Information supplied:
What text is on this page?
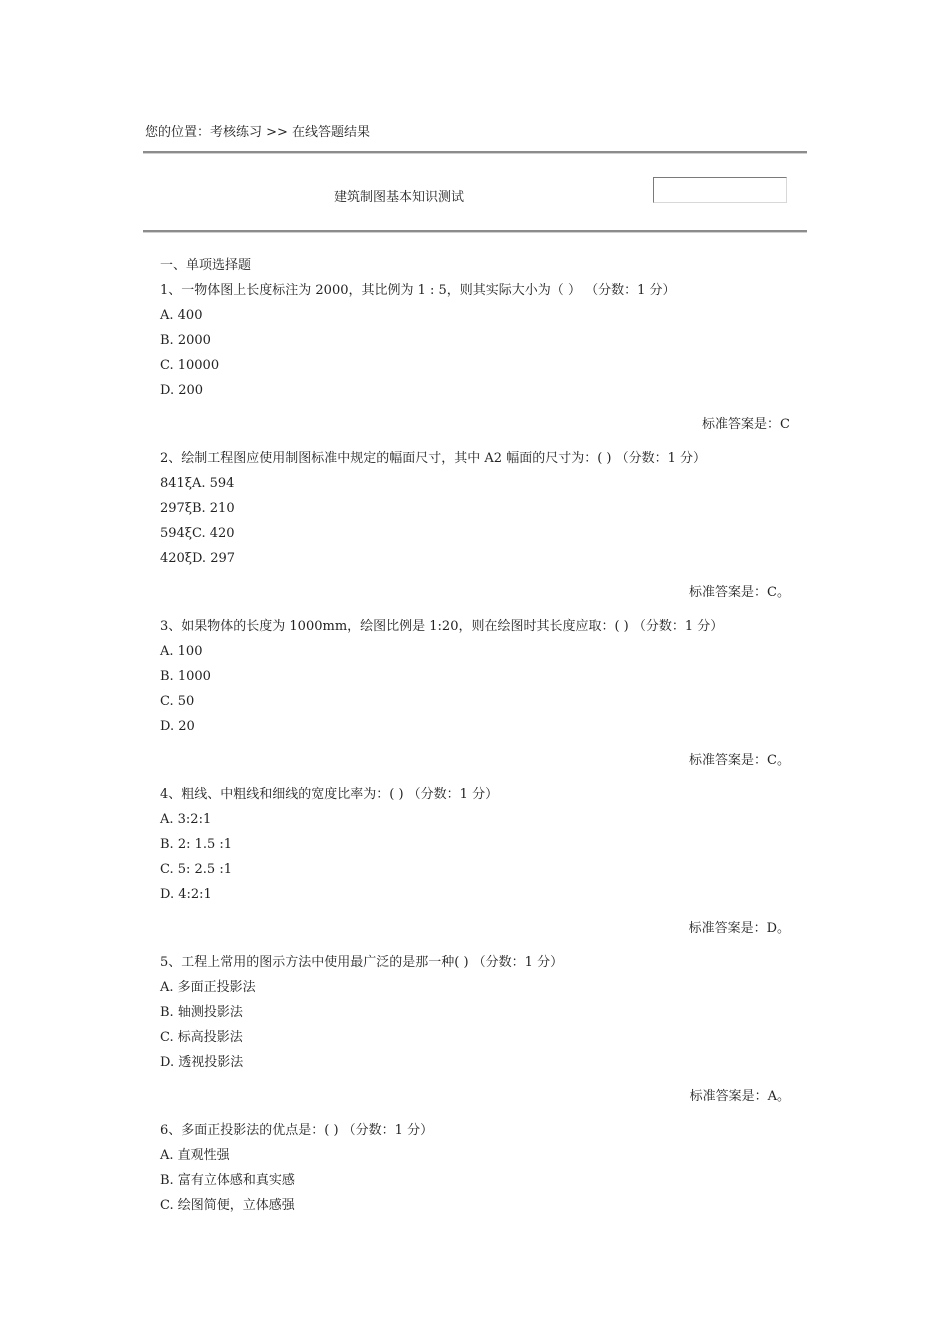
您的位置：考核练习 >> 在线答题结果
建筑制图基本知识测试
一、单项选择题
1、一物体图上长度标注为 2000，其比例为 1 : 5，则其实际大小为（ ） （分数：1 分）
A. 400
B. 2000
C. 10000
D. 200
标准答案是：C
2、绘制工程图应使用制图标准中规定的幅面尺寸，其中 A2 幅面的尺寸为：( ) （分数：1 分）
841ξA. 594
297ξB. 210
594ξC. 420
420ξD. 297
标准答案是：C。
3、如果物体的长度为 1000mm，绘图比例是 1:20，则在绘图时其长度应取：( ) （分数：1 分）
A. 100
B. 1000
C. 50
D. 20
标准答案是：C。
4、粗线、中粗线和细线的宽度比率为：( ) （分数：1 分）
A. 3:2:1
B. 2: 1.5 :1
C. 5: 2.5 :1
D. 4:2:1
标准答案是：D。
5、工程上常用的图示方法中使用最广泛的是那一种( ) （分数：1 分）
A. 多面正投影法
B. 轴测投影法
C. 标高投影法
D. 透视投影法
标准答案是：A。
6、多面正投影法的优点是：( ) （分数：1 分）
A. 直观性强
B. 富有立体感和真实感
C. 绘图简便，立体感强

What to produce: Repeat the listing verbatim. Skip the pictures.

Output below:
What text is on this page?
您的位置：考核练习 >> 在线答题结果
建筑制图基本知识测试
一、单项选择题
1、一物体图上长度标注为 2000，其比例为 1 : 5，则其实际大小为（ ） （分数：1 分）
A. 400
B. 2000
C. 10000
D. 200
标准答案是：C
2、绘制工程图应使用制图标准中规定的幅面尺寸，其中 A2 幅面的尺寸为：( ) （分数：1 分）
841ξA. 594
297ξB. 210
594ξC. 420
420ξD. 297
标准答案是：C。
3、如果物体的长度为 1000mm，绘图比例是 1:20，则在绘图时其长度应取：( ) （分数：1 分）
A. 100
B. 1000
C. 50
D. 20
标准答案是：C。
4、粗线、中粗线和细线的宽度比率为：( ) （分数：1 分）
A. 3:2:1
B. 2: 1.5 :1
C. 5: 2.5 :1
D. 4:2:1
标准答案是：D。
5、工程上常用的图示方法中使用最广泛的是那一种( ) （分数：1 分）
A. 多面正投影法
B. 轴测投影法
C. 标高投影法
D. 透视投影法
标准答案是：A。
6、多面正投影法的优点是：( ) （分数：1 分）
A. 直观性强
B. 富有立体感和真实感
C. 绘图简便，立体感强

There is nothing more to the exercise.